■ THE PROBLEM
Copy each record exactly as it reads, leaving out any pictures it holds.

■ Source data
- - - - - - -
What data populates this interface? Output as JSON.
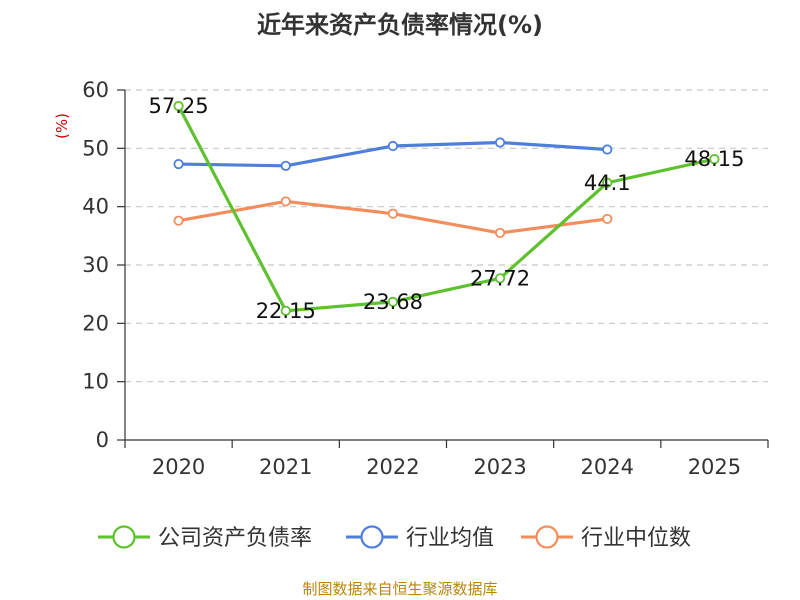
{
  "chart_data": {
    "type": "line",
    "title": "近年来资产负债率情况(%)",
    "unit_label": "(%)",
    "categories": [
      "2020",
      "2021",
      "2022",
      "2023",
      "2024",
      "2025"
    ],
    "ylim": [
      0,
      60
    ],
    "yticks": [
      0,
      10,
      20,
      30,
      40,
      50,
      60
    ],
    "grid": true,
    "legend_position": "bottom",
    "series": [
      {
        "name": "公司资产负债率",
        "color": "#5ec12e",
        "values": [
          57.25,
          22.15,
          23.68,
          27.72,
          44.1,
          48.15
        ],
        "labels": [
          "57.25",
          "22.15",
          "23.68",
          "27.72",
          "44.1",
          "48.15"
        ]
      },
      {
        "name": "行业均值",
        "color": "#4e7fdb",
        "values": [
          47.3,
          47.0,
          50.4,
          51.0,
          49.8,
          null
        ]
      },
      {
        "name": "行业中位数",
        "color": "#f28e5b",
        "values": [
          37.6,
          40.9,
          38.8,
          35.5,
          37.9,
          null
        ]
      }
    ],
    "source": "制图数据来自恒生聚源数据库"
  }
}
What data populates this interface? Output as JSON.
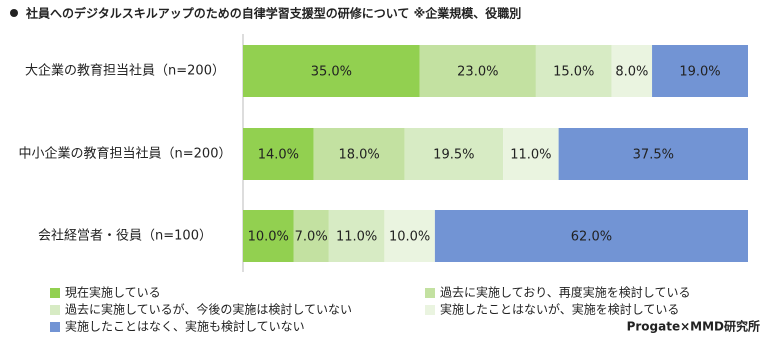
{
  "chart_data": {
    "type": "stacked-bar-horizontal",
    "title": "社員へのデジタルスキルアップのための自律学習支援型の研修について ※企業規模、役職別",
    "categories": [
      "大企業の教育担当社員（n=200）",
      "中小企業の教育担当社員（n=200）",
      "会社経営者・役員（n=100）"
    ],
    "xlim": [
      0,
      100
    ],
    "series": [
      {
        "name": "現在実施している",
        "color": "#92d050",
        "values": [
          35,
          14,
          10
        ],
        "value_labels": [
          "35.0%",
          "14.0%",
          "10.0%"
        ]
      },
      {
        "name": "過去に実施しており、再度実施を検討している",
        "color": "#c3e1a1",
        "values": [
          23,
          18,
          7
        ],
        "value_labels": [
          "23.0%",
          "18.0%",
          "7.0%"
        ]
      },
      {
        "name": "過去に実施しているが、今後の実施は検討していない",
        "color": "#d7ebc4",
        "values": [
          15,
          19.5,
          11
        ],
        "value_labels": [
          "15.0%",
          "19.5%",
          "11.0%"
        ]
      },
      {
        "name": "実施したことはないが、実施を検討している",
        "color": "#eaf4e0",
        "values": [
          8,
          11,
          10
        ],
        "value_labels": [
          "8.0%",
          "11.0%",
          "10.0%"
        ]
      },
      {
        "name": "実施したことはなく、実施も検討していない",
        "color": "#7294d4",
        "values": [
          19,
          37.5,
          62
        ],
        "value_labels": [
          "19.0%",
          "37.5%",
          "62.0%"
        ]
      }
    ],
    "source": "Progate×MMD研究所"
  }
}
- - - - - - -
■ FINISHED ANSWER
What data populates this interface? Output as JSON.
{
  "chart_data": {
    "type": "line",
    "title": "近年来资产负债率情况(%)",
    "unit_label": "(%)",
    "categories": [
      "2020",
      "2021",
      "2022",
      "2023",
      "2024",
      "2025"
    ],
    "ylim": [
      0,
      60
    ],
    "yticks": [
      0,
      10,
      20,
      30,
      40,
      50,
      60
    ],
    "grid": true,
    "legend_position": "bottom",
    "series": [
      {
        "name": "公司资产负债率",
        "color": "#5ec12e",
        "values": [
          57.25,
          22.15,
          23.68,
          27.72,
          44.1,
          48.15
        ],
        "labels": [
          "57.25",
          "22.15",
          "23.68",
          "27.72",
          "44.1",
          "48.15"
        ]
      },
      {
        "name": "行业均值",
        "color": "#4e7fdb",
        "values": [
          47.3,
          47.0,
          50.4,
          51.0,
          49.8,
          null
        ]
      },
      {
        "name": "行业中位数",
        "color": "#f28e5b",
        "values": [
          37.6,
          40.9,
          38.8,
          35.5,
          37.9,
          null
        ]
      }
    ],
    "source": "制图数据来自恒生聚源数据库"
  }
}
What data populates this interface? Output as JSON.
{
  "chart_data": {
    "type": "stacked-bar-horizontal",
    "title": "社員へのデジタルスキルアップのための自律学習支援型の研修について ※企業規模、役職別",
    "categories": [
      "大企業の教育担当社員（n=200）",
      "中小企業の教育担当社員（n=200）",
      "会社経営者・役員（n=100）"
    ],
    "xlim": [
      0,
      100
    ],
    "series": [
      {
        "name": "現在実施している",
        "color": "#92d050",
        "values": [
          35,
          14,
          10
        ],
        "value_labels": [
          "35.0%",
          "14.0%",
          "10.0%"
        ]
      },
      {
        "name": "過去に実施しており、再度実施を検討している",
        "color": "#c3e1a1",
        "values": [
          23,
          18,
          7
        ],
        "value_labels": [
          "23.0%",
          "18.0%",
          "7.0%"
        ]
      },
      {
        "name": "過去に実施しているが、今後の実施は検討していない",
        "color": "#d7ebc4",
        "values": [
          15,
          19.5,
          11
        ],
        "value_labels": [
          "15.0%",
          "19.5%",
          "11.0%"
        ]
      },
      {
        "name": "実施したことはないが、実施を検討している",
        "color": "#eaf4e0",
        "values": [
          8,
          11,
          10
        ],
        "value_labels": [
          "8.0%",
          "11.0%",
          "10.0%"
        ]
      },
      {
        "name": "実施したことはなく、実施も検討していない",
        "color": "#7294d4",
        "values": [
          19,
          37.5,
          62
        ],
        "value_labels": [
          "19.0%",
          "37.5%",
          "62.0%"
        ]
      }
    ],
    "source": "Progate×MMD研究所"
  }
}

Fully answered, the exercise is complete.